• [Records about charts and figures]:
-------------------------
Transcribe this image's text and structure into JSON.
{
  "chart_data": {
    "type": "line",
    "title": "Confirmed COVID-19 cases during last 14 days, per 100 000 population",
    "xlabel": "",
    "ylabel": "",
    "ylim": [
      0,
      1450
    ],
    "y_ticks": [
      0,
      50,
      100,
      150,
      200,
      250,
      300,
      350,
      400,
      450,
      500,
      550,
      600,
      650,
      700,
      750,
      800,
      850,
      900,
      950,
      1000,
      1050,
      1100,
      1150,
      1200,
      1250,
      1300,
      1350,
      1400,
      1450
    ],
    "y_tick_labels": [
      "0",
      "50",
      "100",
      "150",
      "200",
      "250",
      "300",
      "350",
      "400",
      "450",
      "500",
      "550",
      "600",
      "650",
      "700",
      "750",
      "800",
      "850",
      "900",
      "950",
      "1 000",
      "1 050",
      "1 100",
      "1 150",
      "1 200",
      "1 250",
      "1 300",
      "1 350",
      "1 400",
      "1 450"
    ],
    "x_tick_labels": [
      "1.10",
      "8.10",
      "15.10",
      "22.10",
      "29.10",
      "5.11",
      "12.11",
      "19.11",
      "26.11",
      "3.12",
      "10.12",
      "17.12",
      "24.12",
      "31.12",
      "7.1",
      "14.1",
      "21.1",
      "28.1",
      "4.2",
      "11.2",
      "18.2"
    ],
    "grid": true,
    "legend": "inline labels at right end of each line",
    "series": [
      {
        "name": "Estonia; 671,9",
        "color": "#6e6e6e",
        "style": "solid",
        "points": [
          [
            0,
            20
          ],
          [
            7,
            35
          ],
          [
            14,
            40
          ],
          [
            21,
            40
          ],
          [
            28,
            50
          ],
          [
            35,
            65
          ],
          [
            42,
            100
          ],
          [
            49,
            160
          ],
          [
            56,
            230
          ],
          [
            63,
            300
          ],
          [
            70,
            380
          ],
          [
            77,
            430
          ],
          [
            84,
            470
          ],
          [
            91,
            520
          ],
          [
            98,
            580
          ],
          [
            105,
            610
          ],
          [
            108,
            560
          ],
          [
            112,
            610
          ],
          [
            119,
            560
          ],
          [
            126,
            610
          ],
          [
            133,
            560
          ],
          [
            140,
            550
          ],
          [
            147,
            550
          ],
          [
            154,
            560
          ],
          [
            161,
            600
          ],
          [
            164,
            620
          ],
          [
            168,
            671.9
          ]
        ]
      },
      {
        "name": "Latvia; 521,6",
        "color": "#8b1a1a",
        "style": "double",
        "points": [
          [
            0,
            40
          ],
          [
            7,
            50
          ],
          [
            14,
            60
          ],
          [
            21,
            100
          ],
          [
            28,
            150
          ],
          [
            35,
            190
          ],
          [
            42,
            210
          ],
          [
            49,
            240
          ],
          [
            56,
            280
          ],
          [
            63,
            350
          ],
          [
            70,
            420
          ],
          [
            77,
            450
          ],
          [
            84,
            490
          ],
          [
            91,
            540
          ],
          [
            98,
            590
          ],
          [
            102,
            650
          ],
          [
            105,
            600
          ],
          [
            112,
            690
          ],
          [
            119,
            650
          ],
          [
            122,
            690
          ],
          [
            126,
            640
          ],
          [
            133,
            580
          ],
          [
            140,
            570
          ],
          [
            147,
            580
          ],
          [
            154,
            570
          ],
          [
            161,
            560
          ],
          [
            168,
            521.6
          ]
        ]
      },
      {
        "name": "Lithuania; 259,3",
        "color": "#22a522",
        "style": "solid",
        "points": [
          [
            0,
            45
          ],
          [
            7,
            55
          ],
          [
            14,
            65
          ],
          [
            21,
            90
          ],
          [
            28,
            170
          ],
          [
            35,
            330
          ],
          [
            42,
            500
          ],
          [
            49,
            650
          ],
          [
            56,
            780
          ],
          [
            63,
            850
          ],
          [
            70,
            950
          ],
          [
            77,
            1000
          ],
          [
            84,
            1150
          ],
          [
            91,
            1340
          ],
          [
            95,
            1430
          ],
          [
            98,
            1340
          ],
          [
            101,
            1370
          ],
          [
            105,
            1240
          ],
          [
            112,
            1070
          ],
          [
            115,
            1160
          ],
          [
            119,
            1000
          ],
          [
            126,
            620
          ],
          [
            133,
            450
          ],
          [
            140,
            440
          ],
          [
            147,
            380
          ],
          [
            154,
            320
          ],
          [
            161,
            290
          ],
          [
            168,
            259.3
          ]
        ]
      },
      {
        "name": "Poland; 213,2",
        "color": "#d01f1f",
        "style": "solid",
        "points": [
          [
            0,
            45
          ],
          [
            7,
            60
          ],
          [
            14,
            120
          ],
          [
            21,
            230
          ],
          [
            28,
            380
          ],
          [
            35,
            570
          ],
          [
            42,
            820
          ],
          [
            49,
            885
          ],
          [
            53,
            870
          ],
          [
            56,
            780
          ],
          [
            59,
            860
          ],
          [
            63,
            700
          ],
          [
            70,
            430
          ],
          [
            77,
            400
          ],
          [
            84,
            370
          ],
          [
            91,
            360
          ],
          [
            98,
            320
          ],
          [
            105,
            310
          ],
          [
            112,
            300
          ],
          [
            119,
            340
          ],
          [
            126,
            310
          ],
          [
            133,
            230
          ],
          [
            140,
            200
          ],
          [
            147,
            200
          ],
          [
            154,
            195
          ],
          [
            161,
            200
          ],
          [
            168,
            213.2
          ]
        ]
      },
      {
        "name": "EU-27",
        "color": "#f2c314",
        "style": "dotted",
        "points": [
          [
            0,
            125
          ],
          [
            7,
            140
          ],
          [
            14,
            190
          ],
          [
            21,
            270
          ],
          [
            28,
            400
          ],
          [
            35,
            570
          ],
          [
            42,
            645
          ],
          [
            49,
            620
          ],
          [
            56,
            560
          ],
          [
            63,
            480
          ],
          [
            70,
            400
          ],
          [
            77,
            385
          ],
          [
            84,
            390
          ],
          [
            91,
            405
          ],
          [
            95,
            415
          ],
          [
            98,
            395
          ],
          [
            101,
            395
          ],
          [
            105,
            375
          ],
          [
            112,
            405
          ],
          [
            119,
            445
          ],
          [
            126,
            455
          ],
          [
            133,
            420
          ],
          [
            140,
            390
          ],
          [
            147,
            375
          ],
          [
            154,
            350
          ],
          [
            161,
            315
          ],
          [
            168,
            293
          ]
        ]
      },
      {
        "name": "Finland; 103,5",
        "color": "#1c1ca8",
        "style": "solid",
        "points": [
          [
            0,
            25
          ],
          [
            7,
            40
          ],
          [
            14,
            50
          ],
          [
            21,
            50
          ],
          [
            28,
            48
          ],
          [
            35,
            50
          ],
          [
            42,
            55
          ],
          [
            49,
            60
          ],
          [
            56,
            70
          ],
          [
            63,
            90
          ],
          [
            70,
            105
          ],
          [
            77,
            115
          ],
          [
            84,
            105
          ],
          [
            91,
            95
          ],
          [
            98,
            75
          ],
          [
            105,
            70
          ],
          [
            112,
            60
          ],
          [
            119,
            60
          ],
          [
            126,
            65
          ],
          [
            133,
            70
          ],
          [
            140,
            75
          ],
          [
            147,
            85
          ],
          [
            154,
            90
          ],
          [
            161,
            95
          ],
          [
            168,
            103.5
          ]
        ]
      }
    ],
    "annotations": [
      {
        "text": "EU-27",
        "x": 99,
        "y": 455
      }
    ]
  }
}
-------------------------
• [GOAL]:
Go through the records and print each one exactly.

• [WRITTEN SOLUTION]:
Transcribe this image's text and structure into JSON.
{
  "chart_data": {
    "type": "line",
    "title": "Confirmed COVID-19 cases during last 14 days, per 100 000 population",
    "xlabel": "",
    "ylabel": "",
    "ylim": [
      0,
      1450
    ],
    "y_ticks": [
      0,
      50,
      100,
      150,
      200,
      250,
      300,
      350,
      400,
      450,
      500,
      550,
      600,
      650,
      700,
      750,
      800,
      850,
      900,
      950,
      1000,
      1050,
      1100,
      1150,
      1200,
      1250,
      1300,
      1350,
      1400,
      1450
    ],
    "y_tick_labels": [
      "0",
      "50",
      "100",
      "150",
      "200",
      "250",
      "300",
      "350",
      "400",
      "450",
      "500",
      "550",
      "600",
      "650",
      "700",
      "750",
      "800",
      "850",
      "900",
      "950",
      "1 000",
      "1 050",
      "1 100",
      "1 150",
      "1 200",
      "1 250",
      "1 300",
      "1 350",
      "1 400",
      "1 450"
    ],
    "x_tick_labels": [
      "1.10",
      "8.10",
      "15.10",
      "22.10",
      "29.10",
      "5.11",
      "12.11",
      "19.11",
      "26.11",
      "3.12",
      "10.12",
      "17.12",
      "24.12",
      "31.12",
      "7.1",
      "14.1",
      "21.1",
      "28.1",
      "4.2",
      "11.2",
      "18.2"
    ],
    "grid": true,
    "legend": "inline labels at right end of each line",
    "series": [
      {
        "name": "Estonia; 671,9",
        "color": "#6e6e6e",
        "style": "solid",
        "points": [
          [
            0,
            20
          ],
          [
            7,
            35
          ],
          [
            14,
            40
          ],
          [
            21,
            40
          ],
          [
            28,
            50
          ],
          [
            35,
            65
          ],
          [
            42,
            100
          ],
          [
            49,
            160
          ],
          [
            56,
            230
          ],
          [
            63,
            300
          ],
          [
            70,
            380
          ],
          [
            77,
            430
          ],
          [
            84,
            470
          ],
          [
            91,
            520
          ],
          [
            98,
            580
          ],
          [
            105,
            610
          ],
          [
            108,
            560
          ],
          [
            112,
            610
          ],
          [
            119,
            560
          ],
          [
            126,
            610
          ],
          [
            133,
            560
          ],
          [
            140,
            550
          ],
          [
            147,
            550
          ],
          [
            154,
            560
          ],
          [
            161,
            600
          ],
          [
            164,
            620
          ],
          [
            168,
            671.9
          ]
        ]
      },
      {
        "name": "Latvia; 521,6",
        "color": "#8b1a1a",
        "style": "double",
        "points": [
          [
            0,
            40
          ],
          [
            7,
            50
          ],
          [
            14,
            60
          ],
          [
            21,
            100
          ],
          [
            28,
            150
          ],
          [
            35,
            190
          ],
          [
            42,
            210
          ],
          [
            49,
            240
          ],
          [
            56,
            280
          ],
          [
            63,
            350
          ],
          [
            70,
            420
          ],
          [
            77,
            450
          ],
          [
            84,
            490
          ],
          [
            91,
            540
          ],
          [
            98,
            590
          ],
          [
            102,
            650
          ],
          [
            105,
            600
          ],
          [
            112,
            690
          ],
          [
            119,
            650
          ],
          [
            122,
            690
          ],
          [
            126,
            640
          ],
          [
            133,
            580
          ],
          [
            140,
            570
          ],
          [
            147,
            580
          ],
          [
            154,
            570
          ],
          [
            161,
            560
          ],
          [
            168,
            521.6
          ]
        ]
      },
      {
        "name": "Lithuania; 259,3",
        "color": "#22a522",
        "style": "solid",
        "points": [
          [
            0,
            45
          ],
          [
            7,
            55
          ],
          [
            14,
            65
          ],
          [
            21,
            90
          ],
          [
            28,
            170
          ],
          [
            35,
            330
          ],
          [
            42,
            500
          ],
          [
            49,
            650
          ],
          [
            56,
            780
          ],
          [
            63,
            850
          ],
          [
            70,
            950
          ],
          [
            77,
            1000
          ],
          [
            84,
            1150
          ],
          [
            91,
            1340
          ],
          [
            95,
            1430
          ],
          [
            98,
            1340
          ],
          [
            101,
            1370
          ],
          [
            105,
            1240
          ],
          [
            112,
            1070
          ],
          [
            115,
            1160
          ],
          [
            119,
            1000
          ],
          [
            126,
            620
          ],
          [
            133,
            450
          ],
          [
            140,
            440
          ],
          [
            147,
            380
          ],
          [
            154,
            320
          ],
          [
            161,
            290
          ],
          [
            168,
            259.3
          ]
        ]
      },
      {
        "name": "Poland; 213,2",
        "color": "#d01f1f",
        "style": "solid",
        "points": [
          [
            0,
            45
          ],
          [
            7,
            60
          ],
          [
            14,
            120
          ],
          [
            21,
            230
          ],
          [
            28,
            380
          ],
          [
            35,
            570
          ],
          [
            42,
            820
          ],
          [
            49,
            885
          ],
          [
            53,
            870
          ],
          [
            56,
            780
          ],
          [
            59,
            860
          ],
          [
            63,
            700
          ],
          [
            70,
            430
          ],
          [
            77,
            400
          ],
          [
            84,
            370
          ],
          [
            91,
            360
          ],
          [
            98,
            320
          ],
          [
            105,
            310
          ],
          [
            112,
            300
          ],
          [
            119,
            340
          ],
          [
            126,
            310
          ],
          [
            133,
            230
          ],
          [
            140,
            200
          ],
          [
            147,
            200
          ],
          [
            154,
            195
          ],
          [
            161,
            200
          ],
          [
            168,
            213.2
          ]
        ]
      },
      {
        "name": "EU-27",
        "color": "#f2c314",
        "style": "dotted",
        "points": [
          [
            0,
            125
          ],
          [
            7,
            140
          ],
          [
            14,
            190
          ],
          [
            21,
            270
          ],
          [
            28,
            400
          ],
          [
            35,
            570
          ],
          [
            42,
            645
          ],
          [
            49,
            620
          ],
          [
            56,
            560
          ],
          [
            63,
            480
          ],
          [
            70,
            400
          ],
          [
            77,
            385
          ],
          [
            84,
            390
          ],
          [
            91,
            405
          ],
          [
            95,
            415
          ],
          [
            98,
            395
          ],
          [
            101,
            395
          ],
          [
            105,
            375
          ],
          [
            112,
            405
          ],
          [
            119,
            445
          ],
          [
            126,
            455
          ],
          [
            133,
            420
          ],
          [
            140,
            390
          ],
          [
            147,
            375
          ],
          [
            154,
            350
          ],
          [
            161,
            315
          ],
          [
            168,
            293
          ]
        ]
      },
      {
        "name": "Finland; 103,5",
        "color": "#1c1ca8",
        "style": "solid",
        "points": [
          [
            0,
            25
          ],
          [
            7,
            40
          ],
          [
            14,
            50
          ],
          [
            21,
            50
          ],
          [
            28,
            48
          ],
          [
            35,
            50
          ],
          [
            42,
            55
          ],
          [
            49,
            60
          ],
          [
            56,
            70
          ],
          [
            63,
            90
          ],
          [
            70,
            105
          ],
          [
            77,
            115
          ],
          [
            84,
            105
          ],
          [
            91,
            95
          ],
          [
            98,
            75
          ],
          [
            105,
            70
          ],
          [
            112,
            60
          ],
          [
            119,
            60
          ],
          [
            126,
            65
          ],
          [
            133,
            70
          ],
          [
            140,
            75
          ],
          [
            147,
            85
          ],
          [
            154,
            90
          ],
          [
            161,
            95
          ],
          [
            168,
            103.5
          ]
        ]
      }
    ],
    "annotations": [
      {
        "text": "EU-27",
        "x": 99,
        "y": 455
      }
    ]
  }
}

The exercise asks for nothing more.